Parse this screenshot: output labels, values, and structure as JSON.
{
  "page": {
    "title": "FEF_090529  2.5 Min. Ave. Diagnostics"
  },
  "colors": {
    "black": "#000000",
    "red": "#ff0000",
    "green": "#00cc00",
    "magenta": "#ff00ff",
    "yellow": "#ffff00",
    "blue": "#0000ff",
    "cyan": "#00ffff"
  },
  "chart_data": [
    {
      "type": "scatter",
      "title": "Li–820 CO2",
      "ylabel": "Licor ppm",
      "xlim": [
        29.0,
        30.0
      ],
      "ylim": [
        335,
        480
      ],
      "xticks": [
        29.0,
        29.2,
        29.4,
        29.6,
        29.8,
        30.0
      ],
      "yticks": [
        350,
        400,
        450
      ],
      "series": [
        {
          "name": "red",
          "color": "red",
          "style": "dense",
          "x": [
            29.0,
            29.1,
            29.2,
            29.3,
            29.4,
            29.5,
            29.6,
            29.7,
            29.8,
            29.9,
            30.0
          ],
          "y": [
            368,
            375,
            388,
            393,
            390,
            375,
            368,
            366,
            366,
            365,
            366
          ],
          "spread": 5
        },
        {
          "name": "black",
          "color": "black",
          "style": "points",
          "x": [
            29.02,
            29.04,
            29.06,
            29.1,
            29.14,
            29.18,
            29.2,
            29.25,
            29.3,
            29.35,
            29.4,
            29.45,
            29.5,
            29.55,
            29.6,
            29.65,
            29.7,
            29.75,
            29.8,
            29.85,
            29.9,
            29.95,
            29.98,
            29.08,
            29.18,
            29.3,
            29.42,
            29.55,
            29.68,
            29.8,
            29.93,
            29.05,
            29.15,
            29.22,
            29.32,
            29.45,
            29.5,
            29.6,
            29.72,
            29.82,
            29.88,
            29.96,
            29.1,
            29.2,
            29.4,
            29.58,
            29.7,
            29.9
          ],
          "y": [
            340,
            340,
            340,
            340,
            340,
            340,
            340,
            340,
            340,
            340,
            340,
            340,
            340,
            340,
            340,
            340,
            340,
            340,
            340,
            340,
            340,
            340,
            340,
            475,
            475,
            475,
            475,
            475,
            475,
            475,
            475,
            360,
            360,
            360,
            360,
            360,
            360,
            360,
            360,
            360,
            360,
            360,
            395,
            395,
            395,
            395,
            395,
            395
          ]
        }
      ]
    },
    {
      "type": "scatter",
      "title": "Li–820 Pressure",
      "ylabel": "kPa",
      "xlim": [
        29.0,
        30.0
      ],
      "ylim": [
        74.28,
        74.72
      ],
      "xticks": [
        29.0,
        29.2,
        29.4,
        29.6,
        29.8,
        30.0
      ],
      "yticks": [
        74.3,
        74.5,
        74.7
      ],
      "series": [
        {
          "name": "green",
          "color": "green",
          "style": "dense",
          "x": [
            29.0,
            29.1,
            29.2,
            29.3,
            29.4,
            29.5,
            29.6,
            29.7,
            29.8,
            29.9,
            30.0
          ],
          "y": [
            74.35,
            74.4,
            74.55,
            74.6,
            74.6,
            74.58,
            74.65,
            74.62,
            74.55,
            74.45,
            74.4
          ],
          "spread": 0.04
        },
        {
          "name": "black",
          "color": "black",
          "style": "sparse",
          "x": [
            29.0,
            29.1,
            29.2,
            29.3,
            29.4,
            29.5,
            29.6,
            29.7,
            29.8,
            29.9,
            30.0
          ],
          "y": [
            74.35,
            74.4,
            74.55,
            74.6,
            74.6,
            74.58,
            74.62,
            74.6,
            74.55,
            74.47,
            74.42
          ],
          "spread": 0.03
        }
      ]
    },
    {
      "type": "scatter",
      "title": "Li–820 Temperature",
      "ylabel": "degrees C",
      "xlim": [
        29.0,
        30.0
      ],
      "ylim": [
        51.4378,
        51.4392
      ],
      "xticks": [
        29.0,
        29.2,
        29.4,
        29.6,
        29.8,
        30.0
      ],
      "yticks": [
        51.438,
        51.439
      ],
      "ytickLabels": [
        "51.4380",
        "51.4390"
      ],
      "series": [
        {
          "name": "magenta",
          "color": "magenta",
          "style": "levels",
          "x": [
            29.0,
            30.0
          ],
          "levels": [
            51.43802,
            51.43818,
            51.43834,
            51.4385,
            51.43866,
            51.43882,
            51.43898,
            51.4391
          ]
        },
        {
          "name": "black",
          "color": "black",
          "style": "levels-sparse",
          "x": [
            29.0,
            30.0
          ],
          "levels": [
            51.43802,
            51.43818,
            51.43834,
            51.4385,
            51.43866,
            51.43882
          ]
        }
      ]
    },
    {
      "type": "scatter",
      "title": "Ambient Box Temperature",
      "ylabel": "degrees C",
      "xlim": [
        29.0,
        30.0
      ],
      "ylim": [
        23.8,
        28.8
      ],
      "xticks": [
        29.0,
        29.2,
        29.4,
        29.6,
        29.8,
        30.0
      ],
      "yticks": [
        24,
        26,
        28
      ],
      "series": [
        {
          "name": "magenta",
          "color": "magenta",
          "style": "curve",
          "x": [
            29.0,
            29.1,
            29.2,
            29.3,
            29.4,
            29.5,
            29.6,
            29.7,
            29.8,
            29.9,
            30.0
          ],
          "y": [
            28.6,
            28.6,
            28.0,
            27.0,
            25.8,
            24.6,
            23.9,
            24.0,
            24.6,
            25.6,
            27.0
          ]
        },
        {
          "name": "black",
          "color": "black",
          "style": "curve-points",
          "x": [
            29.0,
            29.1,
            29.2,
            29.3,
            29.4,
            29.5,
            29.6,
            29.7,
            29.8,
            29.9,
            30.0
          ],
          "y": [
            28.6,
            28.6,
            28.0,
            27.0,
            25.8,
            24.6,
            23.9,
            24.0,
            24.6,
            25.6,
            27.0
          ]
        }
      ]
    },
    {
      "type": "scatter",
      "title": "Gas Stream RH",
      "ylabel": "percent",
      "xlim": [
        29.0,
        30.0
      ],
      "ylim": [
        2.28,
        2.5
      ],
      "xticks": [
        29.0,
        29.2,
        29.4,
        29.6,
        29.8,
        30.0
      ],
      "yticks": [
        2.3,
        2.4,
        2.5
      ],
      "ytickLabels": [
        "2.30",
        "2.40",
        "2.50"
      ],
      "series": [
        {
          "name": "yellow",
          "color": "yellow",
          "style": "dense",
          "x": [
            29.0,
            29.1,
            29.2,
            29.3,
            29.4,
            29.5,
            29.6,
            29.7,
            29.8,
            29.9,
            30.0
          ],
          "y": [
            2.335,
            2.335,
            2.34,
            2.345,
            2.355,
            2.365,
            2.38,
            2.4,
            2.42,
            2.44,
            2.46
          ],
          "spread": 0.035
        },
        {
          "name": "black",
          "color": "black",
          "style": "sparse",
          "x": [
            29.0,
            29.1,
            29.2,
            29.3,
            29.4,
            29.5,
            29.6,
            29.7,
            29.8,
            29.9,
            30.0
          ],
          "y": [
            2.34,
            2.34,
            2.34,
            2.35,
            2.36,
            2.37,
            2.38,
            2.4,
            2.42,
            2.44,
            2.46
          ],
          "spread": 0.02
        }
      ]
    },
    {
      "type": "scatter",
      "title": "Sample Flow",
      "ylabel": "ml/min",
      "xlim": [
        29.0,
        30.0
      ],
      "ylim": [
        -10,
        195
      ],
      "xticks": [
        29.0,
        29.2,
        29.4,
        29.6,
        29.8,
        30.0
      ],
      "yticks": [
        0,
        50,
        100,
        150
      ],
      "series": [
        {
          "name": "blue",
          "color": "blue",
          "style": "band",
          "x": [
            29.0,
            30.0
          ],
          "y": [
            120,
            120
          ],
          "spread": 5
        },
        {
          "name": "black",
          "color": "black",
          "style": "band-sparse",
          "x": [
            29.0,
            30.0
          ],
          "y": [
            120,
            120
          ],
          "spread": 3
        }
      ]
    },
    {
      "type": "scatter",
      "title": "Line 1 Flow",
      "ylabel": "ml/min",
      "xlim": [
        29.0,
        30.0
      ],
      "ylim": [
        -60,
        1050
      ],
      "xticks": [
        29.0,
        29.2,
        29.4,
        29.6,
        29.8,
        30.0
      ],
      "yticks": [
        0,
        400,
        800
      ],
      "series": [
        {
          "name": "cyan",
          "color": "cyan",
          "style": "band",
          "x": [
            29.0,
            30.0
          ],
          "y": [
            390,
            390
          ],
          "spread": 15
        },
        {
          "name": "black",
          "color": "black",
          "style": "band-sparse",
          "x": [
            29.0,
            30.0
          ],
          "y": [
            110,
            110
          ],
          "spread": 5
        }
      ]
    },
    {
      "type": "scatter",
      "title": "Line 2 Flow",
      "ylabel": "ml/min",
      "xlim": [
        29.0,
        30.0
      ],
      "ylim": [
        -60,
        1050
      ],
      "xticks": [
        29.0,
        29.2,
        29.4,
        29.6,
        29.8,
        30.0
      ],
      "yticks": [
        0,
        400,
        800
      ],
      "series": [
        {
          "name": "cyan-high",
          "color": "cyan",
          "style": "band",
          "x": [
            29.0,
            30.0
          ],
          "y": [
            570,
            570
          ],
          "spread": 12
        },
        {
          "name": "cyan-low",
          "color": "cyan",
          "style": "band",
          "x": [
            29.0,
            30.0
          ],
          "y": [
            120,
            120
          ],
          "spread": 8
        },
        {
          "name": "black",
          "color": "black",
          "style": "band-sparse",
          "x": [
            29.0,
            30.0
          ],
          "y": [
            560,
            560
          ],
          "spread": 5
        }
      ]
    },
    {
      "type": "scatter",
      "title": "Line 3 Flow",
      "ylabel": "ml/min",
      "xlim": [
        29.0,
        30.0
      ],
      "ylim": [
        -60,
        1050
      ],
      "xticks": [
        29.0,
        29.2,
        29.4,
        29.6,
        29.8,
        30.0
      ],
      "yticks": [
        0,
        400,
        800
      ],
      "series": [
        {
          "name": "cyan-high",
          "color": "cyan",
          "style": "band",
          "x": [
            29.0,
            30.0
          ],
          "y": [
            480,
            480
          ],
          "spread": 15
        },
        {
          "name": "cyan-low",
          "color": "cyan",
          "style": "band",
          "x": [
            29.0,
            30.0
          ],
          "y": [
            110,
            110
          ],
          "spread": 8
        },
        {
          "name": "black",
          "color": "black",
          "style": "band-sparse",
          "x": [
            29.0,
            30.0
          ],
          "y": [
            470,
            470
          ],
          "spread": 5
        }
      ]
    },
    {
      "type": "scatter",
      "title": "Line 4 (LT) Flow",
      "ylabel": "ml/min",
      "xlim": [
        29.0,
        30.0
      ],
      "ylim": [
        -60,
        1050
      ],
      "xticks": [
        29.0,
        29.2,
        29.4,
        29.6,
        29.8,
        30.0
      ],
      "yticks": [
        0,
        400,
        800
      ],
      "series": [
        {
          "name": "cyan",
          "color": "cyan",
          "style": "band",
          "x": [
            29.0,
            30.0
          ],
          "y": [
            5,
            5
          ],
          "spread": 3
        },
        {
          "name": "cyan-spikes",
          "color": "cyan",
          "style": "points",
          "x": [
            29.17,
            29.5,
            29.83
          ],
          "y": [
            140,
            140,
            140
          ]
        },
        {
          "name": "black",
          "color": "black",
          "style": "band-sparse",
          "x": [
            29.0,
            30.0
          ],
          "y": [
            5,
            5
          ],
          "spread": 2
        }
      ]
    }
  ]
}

______

SET PROBLEM: Only a number is wanted: how many lines contain the word "yellow"?

SOLUTION TO THE EXERCISE: 3